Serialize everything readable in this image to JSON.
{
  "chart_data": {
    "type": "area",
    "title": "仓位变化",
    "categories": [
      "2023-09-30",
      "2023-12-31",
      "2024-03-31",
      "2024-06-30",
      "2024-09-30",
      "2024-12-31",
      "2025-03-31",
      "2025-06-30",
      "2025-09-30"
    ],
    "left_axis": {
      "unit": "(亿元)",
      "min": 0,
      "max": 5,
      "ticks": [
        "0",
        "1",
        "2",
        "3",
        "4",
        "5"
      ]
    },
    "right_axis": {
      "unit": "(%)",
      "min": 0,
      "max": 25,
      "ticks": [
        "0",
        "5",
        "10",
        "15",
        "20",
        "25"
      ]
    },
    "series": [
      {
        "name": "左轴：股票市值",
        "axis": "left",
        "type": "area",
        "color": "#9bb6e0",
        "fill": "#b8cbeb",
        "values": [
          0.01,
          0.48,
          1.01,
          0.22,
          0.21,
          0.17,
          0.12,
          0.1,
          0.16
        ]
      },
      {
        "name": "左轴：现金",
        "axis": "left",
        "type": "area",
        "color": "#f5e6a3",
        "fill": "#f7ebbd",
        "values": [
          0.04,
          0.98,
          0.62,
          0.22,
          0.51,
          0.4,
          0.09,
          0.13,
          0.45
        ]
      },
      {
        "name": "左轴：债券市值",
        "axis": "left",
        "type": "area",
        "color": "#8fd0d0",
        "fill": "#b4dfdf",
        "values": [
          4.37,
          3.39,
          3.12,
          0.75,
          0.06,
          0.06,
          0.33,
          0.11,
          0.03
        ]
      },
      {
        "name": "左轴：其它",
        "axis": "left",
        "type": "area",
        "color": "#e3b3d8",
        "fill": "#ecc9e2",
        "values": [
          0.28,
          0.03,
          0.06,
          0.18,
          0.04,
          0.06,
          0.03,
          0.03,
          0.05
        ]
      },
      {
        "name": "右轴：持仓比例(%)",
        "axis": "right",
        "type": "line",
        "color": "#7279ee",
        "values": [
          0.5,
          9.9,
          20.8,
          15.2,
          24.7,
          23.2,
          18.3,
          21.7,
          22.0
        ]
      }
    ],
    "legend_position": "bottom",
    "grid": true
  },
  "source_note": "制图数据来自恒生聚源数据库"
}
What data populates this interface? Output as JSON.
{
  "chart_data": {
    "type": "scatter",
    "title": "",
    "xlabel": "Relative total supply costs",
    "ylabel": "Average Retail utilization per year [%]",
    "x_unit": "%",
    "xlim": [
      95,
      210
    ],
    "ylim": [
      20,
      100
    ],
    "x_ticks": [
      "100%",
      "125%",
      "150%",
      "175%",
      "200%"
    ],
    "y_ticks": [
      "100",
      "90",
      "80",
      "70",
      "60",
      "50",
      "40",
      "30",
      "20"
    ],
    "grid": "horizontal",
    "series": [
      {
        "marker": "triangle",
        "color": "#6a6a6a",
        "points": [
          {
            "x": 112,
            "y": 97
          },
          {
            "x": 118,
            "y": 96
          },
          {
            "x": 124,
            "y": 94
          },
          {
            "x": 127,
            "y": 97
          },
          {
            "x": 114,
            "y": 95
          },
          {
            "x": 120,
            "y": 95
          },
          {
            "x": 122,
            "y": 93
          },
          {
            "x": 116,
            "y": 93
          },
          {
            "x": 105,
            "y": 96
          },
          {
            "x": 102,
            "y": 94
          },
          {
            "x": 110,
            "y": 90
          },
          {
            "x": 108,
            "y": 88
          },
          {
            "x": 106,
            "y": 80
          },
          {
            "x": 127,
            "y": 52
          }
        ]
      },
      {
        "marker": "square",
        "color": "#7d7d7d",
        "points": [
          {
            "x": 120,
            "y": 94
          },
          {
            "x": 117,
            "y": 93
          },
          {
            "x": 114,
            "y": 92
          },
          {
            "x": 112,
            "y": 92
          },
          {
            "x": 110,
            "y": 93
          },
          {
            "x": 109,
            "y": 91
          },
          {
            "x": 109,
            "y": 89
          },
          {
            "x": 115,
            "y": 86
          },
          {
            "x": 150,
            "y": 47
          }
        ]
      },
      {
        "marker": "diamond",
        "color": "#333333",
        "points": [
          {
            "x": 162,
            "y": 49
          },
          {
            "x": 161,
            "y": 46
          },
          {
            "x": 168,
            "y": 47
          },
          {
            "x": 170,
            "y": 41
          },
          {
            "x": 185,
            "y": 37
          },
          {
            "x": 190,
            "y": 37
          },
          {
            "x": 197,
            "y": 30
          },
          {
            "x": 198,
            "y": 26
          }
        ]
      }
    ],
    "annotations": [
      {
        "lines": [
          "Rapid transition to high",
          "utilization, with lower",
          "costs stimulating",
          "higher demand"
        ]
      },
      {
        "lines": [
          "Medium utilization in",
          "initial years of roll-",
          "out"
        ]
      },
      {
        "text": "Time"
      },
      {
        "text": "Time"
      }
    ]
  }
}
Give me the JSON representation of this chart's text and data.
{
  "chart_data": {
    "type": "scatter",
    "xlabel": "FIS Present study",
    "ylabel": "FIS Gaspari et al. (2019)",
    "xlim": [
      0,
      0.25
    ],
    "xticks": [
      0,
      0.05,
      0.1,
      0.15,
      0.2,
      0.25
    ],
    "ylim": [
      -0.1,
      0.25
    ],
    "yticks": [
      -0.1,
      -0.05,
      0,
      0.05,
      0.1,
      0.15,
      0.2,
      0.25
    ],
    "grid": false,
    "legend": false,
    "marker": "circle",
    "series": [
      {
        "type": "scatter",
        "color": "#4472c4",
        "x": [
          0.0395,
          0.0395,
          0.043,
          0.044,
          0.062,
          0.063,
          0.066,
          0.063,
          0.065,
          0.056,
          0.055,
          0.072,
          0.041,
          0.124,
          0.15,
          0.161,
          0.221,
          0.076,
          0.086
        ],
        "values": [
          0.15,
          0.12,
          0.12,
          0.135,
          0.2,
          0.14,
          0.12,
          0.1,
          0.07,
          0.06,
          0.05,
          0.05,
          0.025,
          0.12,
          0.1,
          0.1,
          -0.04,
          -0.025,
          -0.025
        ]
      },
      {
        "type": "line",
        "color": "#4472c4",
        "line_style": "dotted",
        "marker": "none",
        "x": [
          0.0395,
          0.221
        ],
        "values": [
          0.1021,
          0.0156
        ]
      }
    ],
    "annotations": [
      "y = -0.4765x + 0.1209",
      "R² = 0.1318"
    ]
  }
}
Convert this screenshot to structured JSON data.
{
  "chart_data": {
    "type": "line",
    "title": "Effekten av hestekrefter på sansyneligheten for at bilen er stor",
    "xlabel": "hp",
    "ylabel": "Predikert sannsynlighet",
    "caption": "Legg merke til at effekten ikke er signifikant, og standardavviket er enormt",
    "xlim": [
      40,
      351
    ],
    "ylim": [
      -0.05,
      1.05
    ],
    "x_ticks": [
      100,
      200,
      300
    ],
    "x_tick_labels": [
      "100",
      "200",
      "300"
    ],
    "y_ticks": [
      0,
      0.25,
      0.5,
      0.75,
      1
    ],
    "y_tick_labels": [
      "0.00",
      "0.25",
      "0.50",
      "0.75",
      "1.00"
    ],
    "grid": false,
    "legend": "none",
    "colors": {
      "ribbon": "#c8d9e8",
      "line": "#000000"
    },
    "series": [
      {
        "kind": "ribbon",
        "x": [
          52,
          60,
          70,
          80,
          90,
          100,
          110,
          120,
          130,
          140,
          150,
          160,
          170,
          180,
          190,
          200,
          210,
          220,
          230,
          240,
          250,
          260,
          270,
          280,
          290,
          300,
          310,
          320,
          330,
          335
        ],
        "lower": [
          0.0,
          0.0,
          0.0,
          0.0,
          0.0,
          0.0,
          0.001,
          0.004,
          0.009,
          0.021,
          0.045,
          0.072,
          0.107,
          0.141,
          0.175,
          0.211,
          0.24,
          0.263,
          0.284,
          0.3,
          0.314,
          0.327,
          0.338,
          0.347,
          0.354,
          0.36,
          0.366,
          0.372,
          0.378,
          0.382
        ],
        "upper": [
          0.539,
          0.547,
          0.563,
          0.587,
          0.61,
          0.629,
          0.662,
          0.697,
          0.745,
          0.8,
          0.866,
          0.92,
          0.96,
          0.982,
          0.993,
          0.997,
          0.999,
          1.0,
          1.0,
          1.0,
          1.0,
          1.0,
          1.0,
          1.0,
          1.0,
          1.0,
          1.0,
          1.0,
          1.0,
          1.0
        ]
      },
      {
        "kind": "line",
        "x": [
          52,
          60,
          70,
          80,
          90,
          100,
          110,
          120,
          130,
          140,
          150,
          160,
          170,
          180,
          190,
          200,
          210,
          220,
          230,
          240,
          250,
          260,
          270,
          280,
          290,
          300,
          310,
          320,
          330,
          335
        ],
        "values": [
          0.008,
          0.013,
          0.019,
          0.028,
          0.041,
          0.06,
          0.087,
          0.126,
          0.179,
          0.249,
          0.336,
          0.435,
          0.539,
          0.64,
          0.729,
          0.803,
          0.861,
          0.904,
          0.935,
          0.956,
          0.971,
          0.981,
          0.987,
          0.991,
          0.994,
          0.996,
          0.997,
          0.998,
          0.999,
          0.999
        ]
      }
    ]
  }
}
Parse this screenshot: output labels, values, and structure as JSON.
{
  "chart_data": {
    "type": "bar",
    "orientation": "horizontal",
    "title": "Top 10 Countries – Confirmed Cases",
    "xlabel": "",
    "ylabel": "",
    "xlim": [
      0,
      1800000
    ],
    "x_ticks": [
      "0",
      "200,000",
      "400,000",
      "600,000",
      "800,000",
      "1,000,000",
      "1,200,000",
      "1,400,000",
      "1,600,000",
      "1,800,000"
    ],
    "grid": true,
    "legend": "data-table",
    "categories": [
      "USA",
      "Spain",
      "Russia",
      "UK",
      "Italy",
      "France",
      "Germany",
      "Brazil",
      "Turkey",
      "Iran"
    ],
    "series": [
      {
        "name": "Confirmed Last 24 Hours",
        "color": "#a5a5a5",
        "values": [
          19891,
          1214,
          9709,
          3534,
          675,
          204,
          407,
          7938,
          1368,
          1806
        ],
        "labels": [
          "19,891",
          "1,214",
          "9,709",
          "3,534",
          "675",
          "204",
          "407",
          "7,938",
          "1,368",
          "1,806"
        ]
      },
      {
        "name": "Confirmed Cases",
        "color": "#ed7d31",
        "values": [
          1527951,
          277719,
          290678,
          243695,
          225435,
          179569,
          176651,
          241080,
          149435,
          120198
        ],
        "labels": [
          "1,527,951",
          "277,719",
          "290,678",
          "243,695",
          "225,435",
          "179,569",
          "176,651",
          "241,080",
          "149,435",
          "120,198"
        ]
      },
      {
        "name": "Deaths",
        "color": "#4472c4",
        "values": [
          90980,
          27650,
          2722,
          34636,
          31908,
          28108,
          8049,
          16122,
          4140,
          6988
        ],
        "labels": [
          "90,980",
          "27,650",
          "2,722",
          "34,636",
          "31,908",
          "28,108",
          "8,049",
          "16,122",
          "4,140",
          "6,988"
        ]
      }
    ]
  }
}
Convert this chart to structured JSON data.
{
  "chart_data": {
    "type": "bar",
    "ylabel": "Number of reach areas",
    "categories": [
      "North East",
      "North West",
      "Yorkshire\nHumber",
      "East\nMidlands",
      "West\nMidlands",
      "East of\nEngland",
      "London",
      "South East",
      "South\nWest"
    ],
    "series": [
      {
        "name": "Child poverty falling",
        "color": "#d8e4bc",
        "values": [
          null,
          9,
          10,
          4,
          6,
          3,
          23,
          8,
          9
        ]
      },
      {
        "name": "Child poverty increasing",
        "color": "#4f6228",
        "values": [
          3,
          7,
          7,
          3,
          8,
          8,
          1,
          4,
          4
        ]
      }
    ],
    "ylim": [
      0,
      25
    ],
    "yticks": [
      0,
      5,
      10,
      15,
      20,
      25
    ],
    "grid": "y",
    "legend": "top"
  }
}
◇ ◇ ◇ ◇
Show each line of the data that contains the string "ylabel".

    "ylabel": "Average Retail utilization per year [%]",
    "ylabel": "FIS Gaspari et al. (2019)",
    "ylabel": "Predikert sannsynlighet",
    "ylabel": "",
    "ylabel": "Number of reach areas",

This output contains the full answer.